TASK TO COMPLETE
Lines containing the word "الخميس" should be extracted in full.
+ + + + + + +
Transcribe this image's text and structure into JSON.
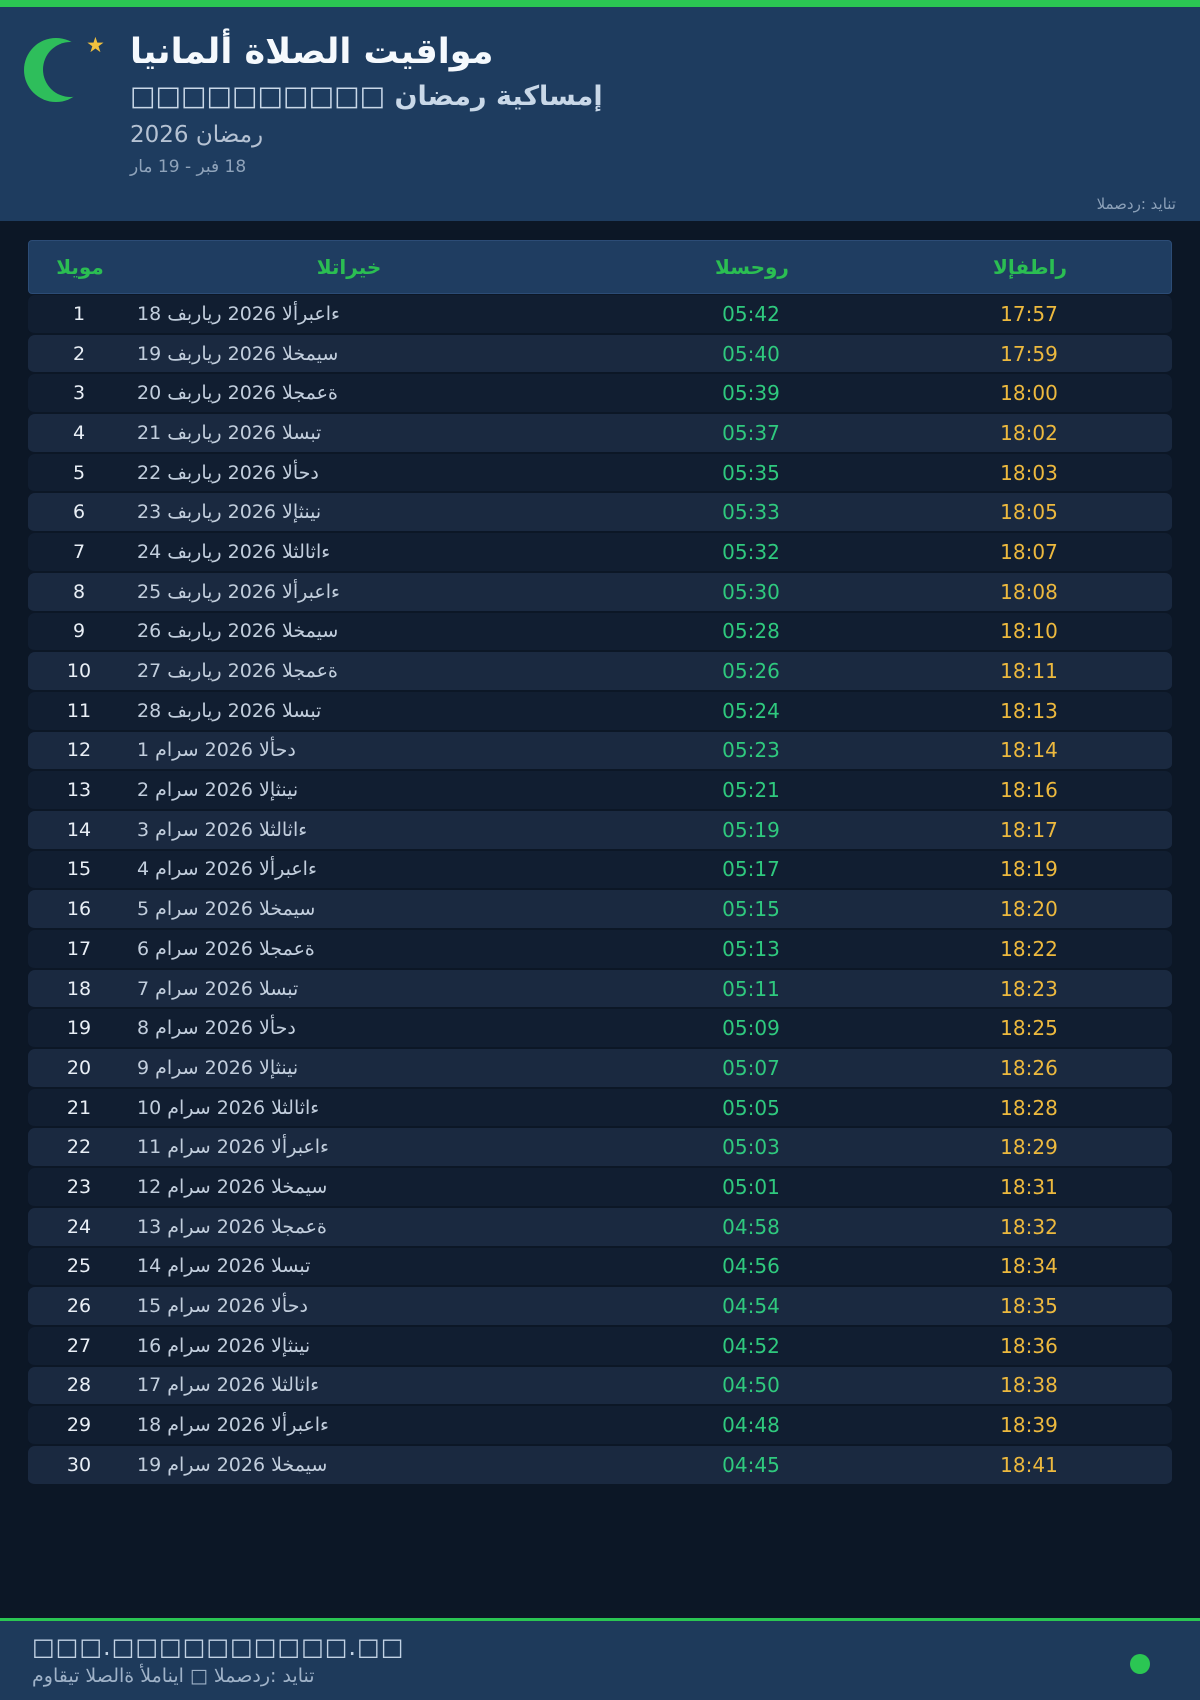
{
  "header": {
    "title": "مواقيت الصلاة ألمانيا",
    "subtitle": "إمساكية رمضان □□□□□□□□□□",
    "season": "رمضان 2026",
    "date_range": "18 فبر - 19 مار",
    "source": "المصدر: ديانت"
  },
  "table": {
    "columns": [
      "اليوم",
      "التاريخ",
      "السحور",
      "الإفطار"
    ],
    "rows": [
      {
        "day": "1",
        "date": "18 فبراير 2026 الأربعاء",
        "suhoor": "05:42",
        "iftar": "17:57"
      },
      {
        "day": "2",
        "date": "19 فبراير 2026 الخميس",
        "suhoor": "05:40",
        "iftar": "17:59"
      },
      {
        "day": "3",
        "date": "20 فبراير 2026 الجمعة",
        "suhoor": "05:39",
        "iftar": "18:00"
      },
      {
        "day": "4",
        "date": "21 فبراير 2026 السبت",
        "suhoor": "05:37",
        "iftar": "18:02"
      },
      {
        "day": "5",
        "date": "22 فبراير 2026 الأحد",
        "suhoor": "05:35",
        "iftar": "18:03"
      },
      {
        "day": "6",
        "date": "23 فبراير 2026 الإثنين",
        "suhoor": "05:33",
        "iftar": "18:05"
      },
      {
        "day": "7",
        "date": "24 فبراير 2026 الثلاثاء",
        "suhoor": "05:32",
        "iftar": "18:07"
      },
      {
        "day": "8",
        "date": "25 فبراير 2026 الأربعاء",
        "suhoor": "05:30",
        "iftar": "18:08"
      },
      {
        "day": "9",
        "date": "26 فبراير 2026 الخميس",
        "suhoor": "05:28",
        "iftar": "18:10"
      },
      {
        "day": "10",
        "date": "27 فبراير 2026 الجمعة",
        "suhoor": "05:26",
        "iftar": "18:11"
      },
      {
        "day": "11",
        "date": "28 فبراير 2026 السبت",
        "suhoor": "05:24",
        "iftar": "18:13"
      },
      {
        "day": "12",
        "date": "1 مارس 2026 الأحد",
        "suhoor": "05:23",
        "iftar": "18:14"
      },
      {
        "day": "13",
        "date": "2 مارس 2026 الإثنين",
        "suhoor": "05:21",
        "iftar": "18:16"
      },
      {
        "day": "14",
        "date": "3 مارس 2026 الثلاثاء",
        "suhoor": "05:19",
        "iftar": "18:17"
      },
      {
        "day": "15",
        "date": "4 مارس 2026 الأربعاء",
        "suhoor": "05:17",
        "iftar": "18:19"
      },
      {
        "day": "16",
        "date": "5 مارس 2026 الخميس",
        "suhoor": "05:15",
        "iftar": "18:20"
      },
      {
        "day": "17",
        "date": "6 مارس 2026 الجمعة",
        "suhoor": "05:13",
        "iftar": "18:22"
      },
      {
        "day": "18",
        "date": "7 مارس 2026 السبت",
        "suhoor": "05:11",
        "iftar": "18:23"
      },
      {
        "day": "19",
        "date": "8 مارس 2026 الأحد",
        "suhoor": "05:09",
        "iftar": "18:25"
      },
      {
        "day": "20",
        "date": "9 مارس 2026 الإثنين",
        "suhoor": "05:07",
        "iftar": "18:26"
      },
      {
        "day": "21",
        "date": "10 مارس 2026 الثلاثاء",
        "suhoor": "05:05",
        "iftar": "18:28"
      },
      {
        "day": "22",
        "date": "11 مارس 2026 الأربعاء",
        "suhoor": "05:03",
        "iftar": "18:29"
      },
      {
        "day": "23",
        "date": "12 مارس 2026 الخميس",
        "suhoor": "05:01",
        "iftar": "18:31"
      },
      {
        "day": "24",
        "date": "13 مارس 2026 الجمعة",
        "suhoor": "04:58",
        "iftar": "18:32"
      },
      {
        "day": "25",
        "date": "14 مارس 2026 السبت",
        "suhoor": "04:56",
        "iftar": "18:34"
      },
      {
        "day": "26",
        "date": "15 مارس 2026 الأحد",
        "suhoor": "04:54",
        "iftar": "18:35"
      },
      {
        "day": "27",
        "date": "16 مارس 2026 الإثنين",
        "suhoor": "04:52",
        "iftar": "18:36"
      },
      {
        "day": "28",
        "date": "17 مارس 2026 الثلاثاء",
        "suhoor": "04:50",
        "iftar": "18:38"
      },
      {
        "day": "29",
        "date": "18 مارس 2026 الأربعاء",
        "suhoor": "04:48",
        "iftar": "18:39"
      },
      {
        "day": "30",
        "date": "19 مارس 2026 الخميس",
        "suhoor": "04:45",
        "iftar": "18:41"
      }
    ]
  },
  "footer": {
    "line1": "□□□.□□□□□□□□□□.□□",
    "line2": "مواقيت الصلاة ألمانيا □ المصدر: ديانت"
  },
  "icons": {
    "logo": "crescent-moon-icon",
    "star": "star-icon",
    "dot": "green-dot"
  },
  "colors": {
    "accent_green": "#2BC653",
    "suhoor_green": "#2FC97E",
    "iftar_amber": "#EDB93E",
    "header_navy": "#1E3C5F",
    "page_bg": "#0C1726"
  }
}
+ + + + + + +
EXERCISE OUTPUT
        "date": "19 فبراير 2026 الخميس",
        "date": "26 فبراير 2026 الخميس",
        "date": "5 مارس 2026 الخميس",
        "date": "12 مارس 2026 الخميس",
        "date": "19 مارس 2026 الخميس",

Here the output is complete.